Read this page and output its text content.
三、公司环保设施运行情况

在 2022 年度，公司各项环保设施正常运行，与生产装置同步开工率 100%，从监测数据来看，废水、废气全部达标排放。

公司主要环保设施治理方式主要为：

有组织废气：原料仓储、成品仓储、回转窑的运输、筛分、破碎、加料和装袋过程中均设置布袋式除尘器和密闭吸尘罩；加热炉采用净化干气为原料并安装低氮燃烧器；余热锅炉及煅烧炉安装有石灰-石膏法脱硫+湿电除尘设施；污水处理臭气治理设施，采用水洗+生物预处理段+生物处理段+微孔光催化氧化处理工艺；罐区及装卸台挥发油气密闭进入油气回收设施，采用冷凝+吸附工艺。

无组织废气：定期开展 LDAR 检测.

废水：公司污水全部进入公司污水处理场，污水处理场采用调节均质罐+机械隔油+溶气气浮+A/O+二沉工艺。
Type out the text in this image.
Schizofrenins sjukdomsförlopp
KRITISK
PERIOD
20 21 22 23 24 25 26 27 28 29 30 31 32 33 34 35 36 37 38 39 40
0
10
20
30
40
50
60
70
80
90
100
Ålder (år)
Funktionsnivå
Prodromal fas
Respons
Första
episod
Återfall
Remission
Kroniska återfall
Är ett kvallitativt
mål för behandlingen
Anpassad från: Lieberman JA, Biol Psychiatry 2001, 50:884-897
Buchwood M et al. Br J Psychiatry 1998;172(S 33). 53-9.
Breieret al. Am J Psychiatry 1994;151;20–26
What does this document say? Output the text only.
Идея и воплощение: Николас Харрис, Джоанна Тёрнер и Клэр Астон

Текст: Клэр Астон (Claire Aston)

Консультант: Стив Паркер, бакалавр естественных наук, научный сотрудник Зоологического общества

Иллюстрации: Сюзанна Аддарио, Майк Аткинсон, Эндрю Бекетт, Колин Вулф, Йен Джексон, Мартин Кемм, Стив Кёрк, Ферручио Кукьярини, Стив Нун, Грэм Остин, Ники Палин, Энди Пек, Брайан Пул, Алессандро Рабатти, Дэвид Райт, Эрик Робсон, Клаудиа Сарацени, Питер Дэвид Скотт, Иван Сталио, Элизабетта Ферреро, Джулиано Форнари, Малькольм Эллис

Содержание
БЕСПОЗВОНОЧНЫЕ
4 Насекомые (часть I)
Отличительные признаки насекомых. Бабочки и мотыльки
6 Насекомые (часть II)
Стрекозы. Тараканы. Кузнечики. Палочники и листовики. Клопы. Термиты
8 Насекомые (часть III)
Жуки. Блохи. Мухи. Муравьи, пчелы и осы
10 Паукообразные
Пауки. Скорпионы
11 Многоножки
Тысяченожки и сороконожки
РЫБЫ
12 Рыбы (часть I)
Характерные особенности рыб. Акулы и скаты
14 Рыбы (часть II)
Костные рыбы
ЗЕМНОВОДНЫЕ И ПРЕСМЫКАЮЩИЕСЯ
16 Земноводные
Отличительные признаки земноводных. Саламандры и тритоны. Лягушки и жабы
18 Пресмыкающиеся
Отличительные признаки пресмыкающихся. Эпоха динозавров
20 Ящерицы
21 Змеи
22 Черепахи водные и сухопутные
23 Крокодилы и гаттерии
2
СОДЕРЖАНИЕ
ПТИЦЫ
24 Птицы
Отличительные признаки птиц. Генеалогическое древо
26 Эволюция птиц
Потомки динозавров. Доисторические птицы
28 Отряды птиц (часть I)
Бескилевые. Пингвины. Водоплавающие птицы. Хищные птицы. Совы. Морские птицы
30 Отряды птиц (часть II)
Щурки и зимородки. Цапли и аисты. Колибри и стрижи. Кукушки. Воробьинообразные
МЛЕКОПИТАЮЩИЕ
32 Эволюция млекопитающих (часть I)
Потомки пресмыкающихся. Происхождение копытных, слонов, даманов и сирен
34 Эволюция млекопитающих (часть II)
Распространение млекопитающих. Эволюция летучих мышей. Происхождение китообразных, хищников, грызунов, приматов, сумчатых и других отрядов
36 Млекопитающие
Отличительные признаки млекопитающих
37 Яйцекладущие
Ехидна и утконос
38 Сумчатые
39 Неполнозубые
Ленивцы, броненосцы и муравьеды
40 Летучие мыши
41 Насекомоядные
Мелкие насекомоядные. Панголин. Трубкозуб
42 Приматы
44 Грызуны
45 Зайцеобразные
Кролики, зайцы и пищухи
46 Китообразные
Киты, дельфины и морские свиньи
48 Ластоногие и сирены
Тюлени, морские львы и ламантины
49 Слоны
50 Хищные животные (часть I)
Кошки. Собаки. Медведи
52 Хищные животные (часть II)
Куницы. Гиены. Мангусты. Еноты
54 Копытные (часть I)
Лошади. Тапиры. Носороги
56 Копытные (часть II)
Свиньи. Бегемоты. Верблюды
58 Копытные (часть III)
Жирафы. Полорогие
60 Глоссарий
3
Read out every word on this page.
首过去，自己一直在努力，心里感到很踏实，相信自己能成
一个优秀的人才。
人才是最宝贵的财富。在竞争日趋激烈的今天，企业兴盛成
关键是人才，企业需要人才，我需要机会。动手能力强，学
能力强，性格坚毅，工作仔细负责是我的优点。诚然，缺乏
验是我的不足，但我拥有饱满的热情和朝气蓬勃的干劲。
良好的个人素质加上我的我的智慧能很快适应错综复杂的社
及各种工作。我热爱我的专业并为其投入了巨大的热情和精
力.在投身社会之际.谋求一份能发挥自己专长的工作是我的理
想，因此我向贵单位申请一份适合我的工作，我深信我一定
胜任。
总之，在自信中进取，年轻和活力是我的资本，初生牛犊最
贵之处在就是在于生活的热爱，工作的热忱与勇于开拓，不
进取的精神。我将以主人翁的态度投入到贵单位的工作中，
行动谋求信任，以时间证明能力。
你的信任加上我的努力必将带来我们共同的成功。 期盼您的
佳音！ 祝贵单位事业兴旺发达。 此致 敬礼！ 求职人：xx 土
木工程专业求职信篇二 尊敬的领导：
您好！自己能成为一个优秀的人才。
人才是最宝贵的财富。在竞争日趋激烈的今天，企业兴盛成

== == ==

## Task brief
Pick out every line above that contains the word "Отличительные" and copy it.

## Result below
Отличительные признаки насекомых. Бабочки и мотыльки
Отличительные признаки земноводных. Саламандры и тритоны. Лягушки и жабы
Отличительные признаки пресмыкающихся. Эпоха динозавров
Отличительные признаки птиц. Генеалогическое древо
Отличительные признаки млекопитающих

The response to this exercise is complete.